Data provided:
━━━━

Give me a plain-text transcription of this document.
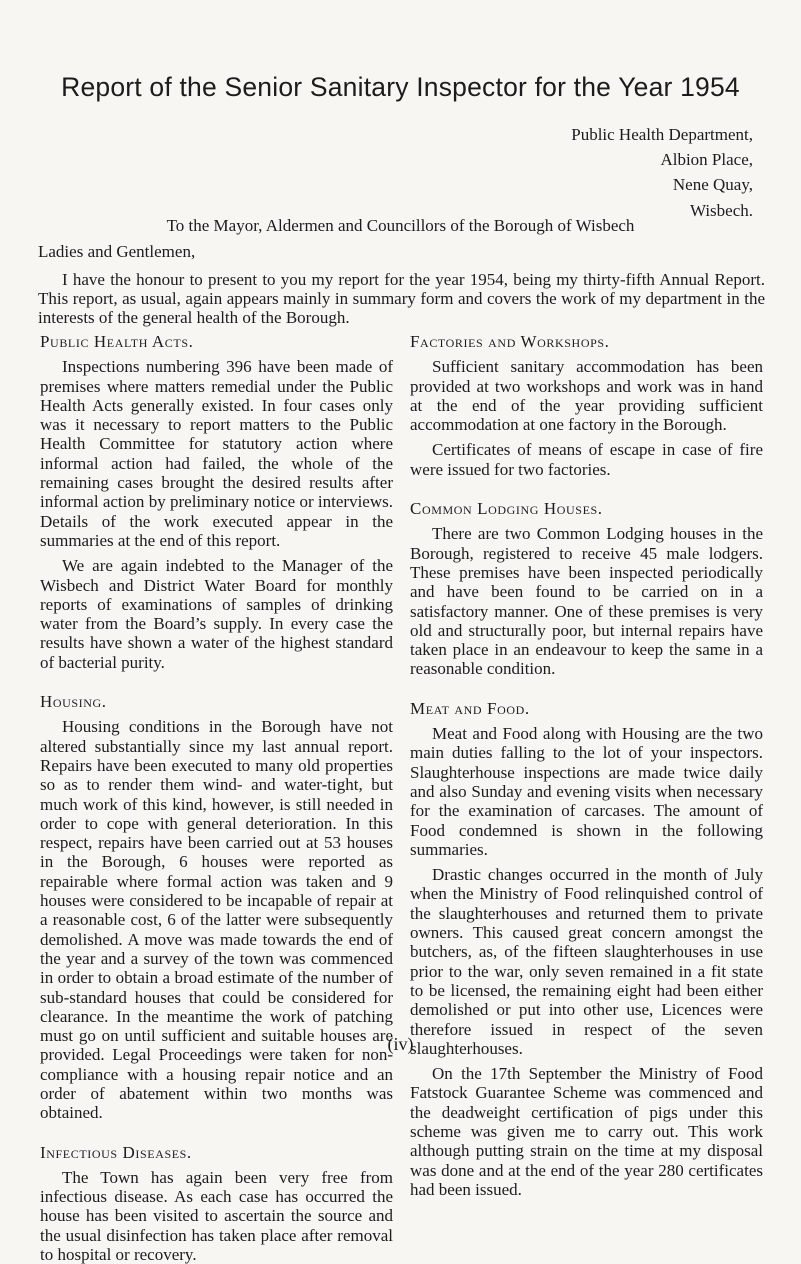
Report of the Senior Sanitary Inspector for the Year 1954
Public Health Department,
Albion Place,
Nene Quay,
Wisbech.
To the Mayor, Aldermen and Councillors of the Borough of Wisbech
Ladies and Gentlemen,

I have the honour to present to you my report for the year 1954, being my thirty-fifth Annual Report. This report, as usual, again appears mainly in summary form and covers the work of my department in the interests of the general health of the Borough.

Public Health Acts.

Inspections numbering 396 have been made of premises where matters remedial under the Public Health Acts generally existed. In four cases only was it necessary to report matters to the Public Health Committee for statutory action where informal action had failed, the whole of the remaining cases brought the desired results after informal action by preliminary notice or interviews. Details of the work executed appear in the summaries at the end of this report.

We are again indebted to the Manager of the Wisbech and District Water Board for monthly reports of examinations of samples of drinking water from the Board’s supply. In every case the results have shown a water of the highest standard of bacterial purity.

Housing.

Housing conditions in the Borough have not altered substantially since my last annual report. Repairs have been executed to many old properties so as to render them wind- and water-tight, but much work of this kind, however, is still needed in order to cope with general deterioration. In this respect, repairs have been carried out at 53 houses in the Borough, 6 houses were reported as repairable where formal action was taken and 9 houses were considered to be incapable of repair at a reasonable cost, 6 of the latter were subsequently demolished. A move was made towards the end of the year and a survey of the town was commenced in order to obtain a broad estimate of the number of sub-standard houses that could be considered for clearance. In the meantime the work of patching must go on until sufficient and suitable houses are provided. Legal Proceedings were taken for non-compliance with a housing repair notice and an order of abatement within two months was obtained.

Infectious Diseases.

The Town has again been very free from infectious disease. As each case has occurred the house has been visited to ascertain the source and the usual disinfection has taken place after removal to hospital or recovery.

Factories and Workshops.

Sufficient sanitary accommodation has been provided at two workshops and work was in hand at the end of the year providing sufficient accommodation at one factory in the Borough.

Certificates of means of escape in case of fire were issued for two factories.

Common Lodging Houses.

There are two Common Lodging houses in the Borough, registered to receive 45 male lodgers. These premises have been inspected periodically and have been found to be carried on in a satisfactory manner. One of these premises is very old and structurally poor, but internal repairs have taken place in an endeavour to keep the same in a reasonable condition.

Meat and Food.

Meat and Food along with Housing are the two main duties falling to the lot of your inspectors. Slaughterhouse inspections are made twice daily and also Sunday and evening visits when necessary for the examination of carcases. The amount of Food condemned is shown in the following summaries.

Drastic changes occurred in the month of July when the Ministry of Food relinquished control of the slaughterhouses and returned them to private owners. This caused great concern amongst the butchers, as, of the fifteen slaughterhouses in use prior to the war, only seven remained in a fit state to be licensed, the remaining eight had been either demolished or put into other use, Licences were therefore issued in respect of the seven slaughterhouses.

On the 17th September the Ministry of Food Fatstock Guarantee Scheme was commenced and the deadweight certification of pigs under this scheme was given me to carry out. This work although putting strain on the time at my disposal was done and at the end of the year 280 certificates had been issued.

(iv)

━━━━

Please copy each line from the material above in which the string "demolished" appears.

Housing conditions in the Borough have not altered substantially since my last annual report. Repairs have been executed to many old properties so as to render them wind- and water-tight, but much work of this kind, however, is still needed in order to cope with general deterioration. In this respect, repairs have been carried out at 53 houses in the Borough, 6 houses were reported as repairable where formal action was taken and 9 houses were considered to be incapable of repair at a reasonable cost, 6 of the latter were subsequently demolished. A move was made towards the end of the year and a survey of the town was commenced in order to obtain a broad estimate of the number of sub-standard houses that could be considered for clearance. In the meantime the work of patching must go on until sufficient and suitable houses are provided. Legal Proceedings were taken for non-compliance with a housing repair notice and an order of abatement within two months was obtained.
Drastic changes occurred in the month of July when the Ministry of Food relinquished control of the slaughterhouses and returned them to private owners. This caused great concern amongst the butchers, as, of the fifteen slaughterhouses in use prior to the war, only seven remained in a fit state to be licensed, the remaining eight had been either demolished or put into other use, Licences were therefore issued in respect of the seven slaughterhouses.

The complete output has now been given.